>>

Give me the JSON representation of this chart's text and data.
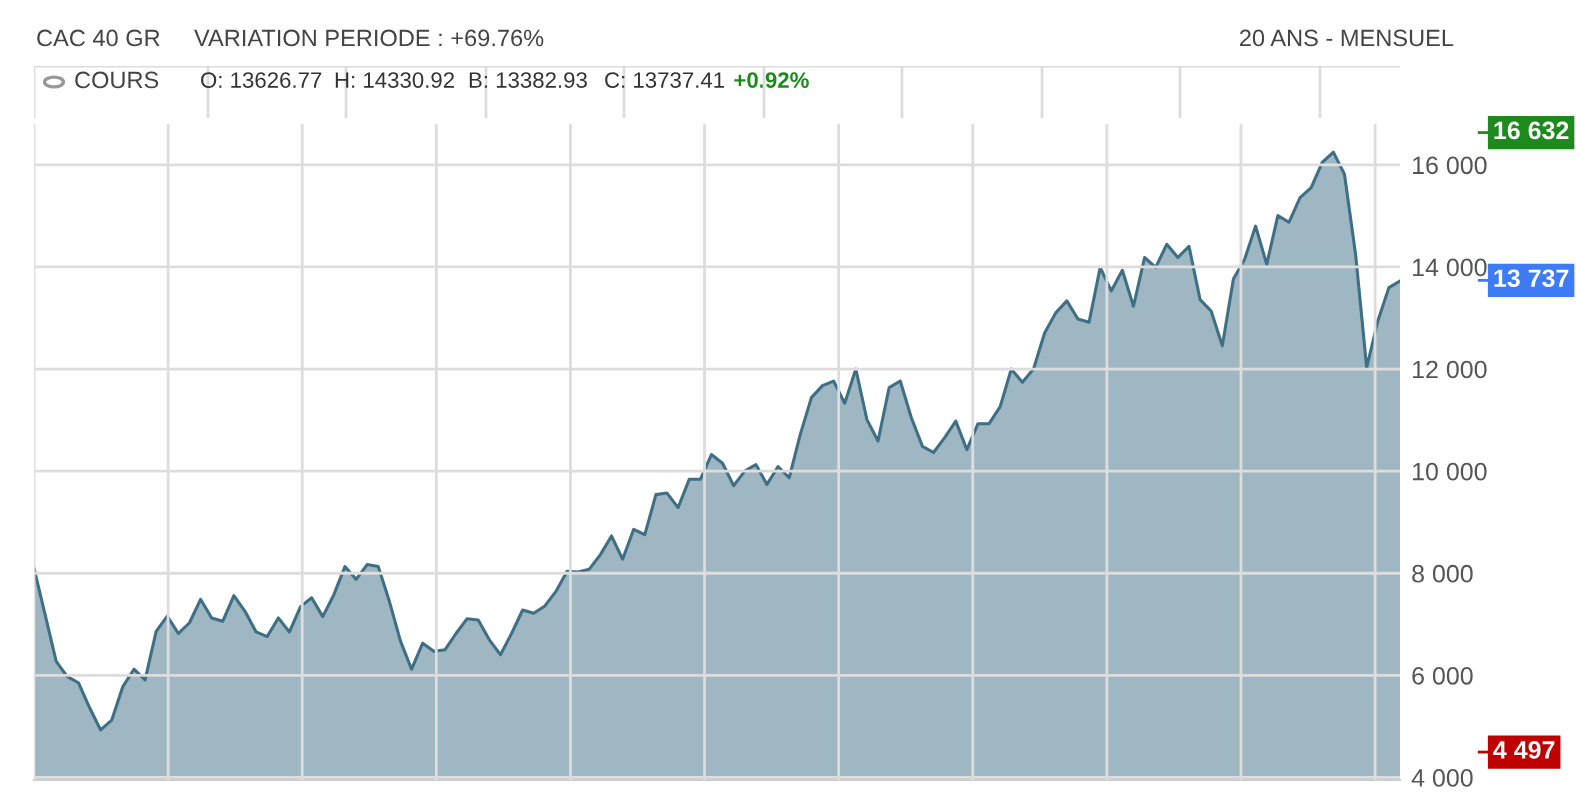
{
  "chart_data": {
    "type": "area",
    "title": "CAC 40 GR",
    "subtitle": "VARIATION PERIODE : +69.76%",
    "annotations": [
      "20 ANS - MENSUEL",
      "COURS",
      "O: 13626.77",
      "H: 14330.92",
      "B: 13382.93",
      "C: 13737.41",
      "+0.92%"
    ],
    "categories": [
      null,
      null,
      null,
      null,
      null,
      null,
      null,
      null,
      null,
      null,
      null,
      null,
      null,
      null,
      null,
      null,
      null,
      null,
      null,
      null,
      null,
      null,
      null,
      null,
      null,
      null,
      null,
      null,
      null,
      null,
      null,
      null,
      null,
      null,
      null,
      null,
      null,
      null,
      null,
      null,
      null,
      null,
      null,
      null,
      null,
      null,
      null,
      null,
      null,
      null,
      null,
      null,
      null,
      null,
      null,
      null,
      null,
      null,
      null,
      null,
      null,
      null,
      null,
      null,
      null,
      null,
      null,
      null,
      null,
      null,
      null,
      null,
      null,
      null,
      null,
      null,
      null,
      null,
      null,
      null,
      null,
      null,
      null,
      null,
      null,
      null,
      null,
      null,
      null,
      null,
      null,
      null,
      null,
      null,
      null,
      null,
      null,
      null,
      null,
      null,
      null,
      null,
      null,
      null,
      null,
      null,
      null,
      null,
      null,
      null,
      null,
      null,
      null,
      null,
      null,
      null,
      null,
      null,
      null,
      null,
      null,
      null,
      null,
      null
    ],
    "series": [
      {
        "color": "#3f6f85",
        "values": [
          8100,
          7190,
          6275,
          5975,
          5855,
          5370,
          4930,
          5125,
          5780,
          6120,
          5910,
          6860,
          7160,
          6820,
          7030,
          7490,
          7125,
          7060,
          7560,
          7255,
          6850,
          6760,
          7125,
          6850,
          7345,
          7520,
          7150,
          7580,
          8130,
          7880,
          8170,
          8130,
          7450,
          6670,
          6120,
          6630,
          6470,
          6500,
          6820,
          7110,
          7085,
          6695,
          6405,
          6820,
          7280,
          7215,
          7360,
          7645,
          8040,
          8025,
          8080,
          8365,
          8730,
          8275,
          8860,
          8755,
          9540,
          9570,
          9285,
          9840,
          9840,
          10325,
          10155,
          9715,
          10000,
          10130,
          9740,
          10090,
          9870,
          10720,
          11440,
          11675,
          11765,
          11330,
          12000,
          11010,
          10590,
          11635,
          11765,
          11045,
          10485,
          10365,
          10655,
          10980,
          10420,
          10930,
          10930,
          11265,
          12000,
          11740,
          12000,
          12705,
          13100,
          13335,
          12980,
          12915,
          13990,
          13530,
          13935,
          13230,
          14185,
          13990,
          14445,
          14185,
          14405,
          13360,
          13135,
          12455,
          13765,
          14145,
          14800,
          14050,
          15005,
          14875,
          15360,
          15555,
          16050,
          16250,
          15815,
          14250,
          12030,
          12940,
          13595,
          13725
        ]
      }
    ],
    "ylim": [
      3950,
      16800
    ],
    "yticks": [
      {
        "value": 4000,
        "label": "4 000"
      },
      {
        "value": 6000,
        "label": "6 000"
      },
      {
        "value": 8000,
        "label": "8 000"
      },
      {
        "value": 10000,
        "label": "10 000"
      },
      {
        "value": 12000,
        "label": "12 000"
      },
      {
        "value": 14000,
        "label": "14 000"
      },
      {
        "value": 16000,
        "label": "16 000"
      }
    ],
    "grid": true,
    "ref_lines": [
      {
        "axis": "y",
        "value": 16632,
        "label": "16 632",
        "color": "#1e8a1e"
      },
      {
        "axis": "y",
        "value": 13737,
        "label": "13 737",
        "color": "#3d7cf5"
      },
      {
        "axis": "y",
        "value": 4497,
        "label": "4 497",
        "color": "#c00000"
      }
    ]
  }
}
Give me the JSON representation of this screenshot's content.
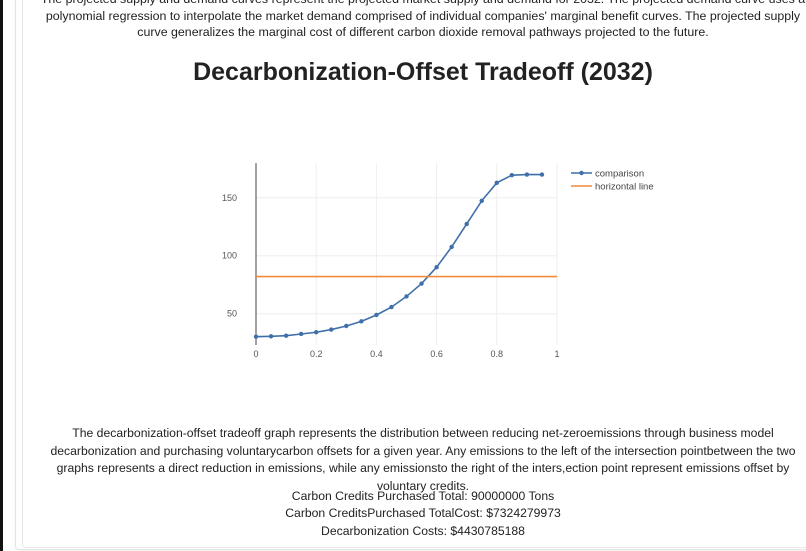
{
  "intro_text": "The projected supply and demand curves represent the projected market supply and demand for 2032. The projected demand curve uses a polynomial regression to interpolate the market demand comprised of individual companies' marginal benefit curves. The projected supply curve generalizes the marginal cost of different carbon dioxide removal pathways projected to the future.",
  "page_title": "Decarbonization-Offset Tradeoff (2032)",
  "chart_data": {
    "type": "line",
    "title": "",
    "xlabel": "",
    "ylabel": "",
    "xlim": [
      0,
      1
    ],
    "ylim": [
      23,
      180
    ],
    "x_ticks": [
      "0",
      "0.2",
      "0.4",
      "0.6",
      "0.8",
      "1"
    ],
    "y_ticks": [
      "50",
      "100",
      "150"
    ],
    "grid": true,
    "legend_placement": "top-right",
    "series": [
      {
        "name": "comparison",
        "color": "#3f6fa8",
        "mode": "lines+markers",
        "x": [
          0,
          0.05,
          0.1,
          0.15,
          0.2,
          0.25,
          0.3,
          0.35,
          0.4,
          0.45,
          0.5,
          0.55,
          0.6,
          0.65,
          0.7,
          0.75,
          0.8,
          0.85,
          0.9,
          0.95
        ],
        "y": [
          30.2,
          30.5,
          31,
          32.5,
          34,
          36.3,
          39.4,
          43.4,
          48.9,
          55.7,
          64.9,
          76,
          90.1,
          107.6,
          127.4,
          147.4,
          162.9,
          169.5,
          170,
          170
        ]
      },
      {
        "name": "horizontal line",
        "color": "#f08a3c",
        "mode": "lines",
        "x": [
          0,
          1
        ],
        "y": [
          82,
          82
        ]
      }
    ]
  },
  "explanation_text": "The decarbonization-offset tradeoff graph represents the distribution between reducing net-zeroemissions through business model decarbonization and purchasing voluntarycarbon offsets for a given year. Any emissions to the left of the intersection pointbetween the two graphs represents a direct reduction in emissions, while any emissionsto the right of the inters,ection point represent emissions offset by voluntary credits.",
  "stats": {
    "credits_total": "Carbon Credits Purchased Total: 90000000 Tons",
    "credits_cost": "Carbon CreditsPurchased TotalCost: $7324279973",
    "decarbonization_cost": "Decarbonization Costs: $4430785188"
  }
}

<<

Your instructions
Looking at the entries above, say how many lines contain the word "name". Only the number is wanted.

Complete output
2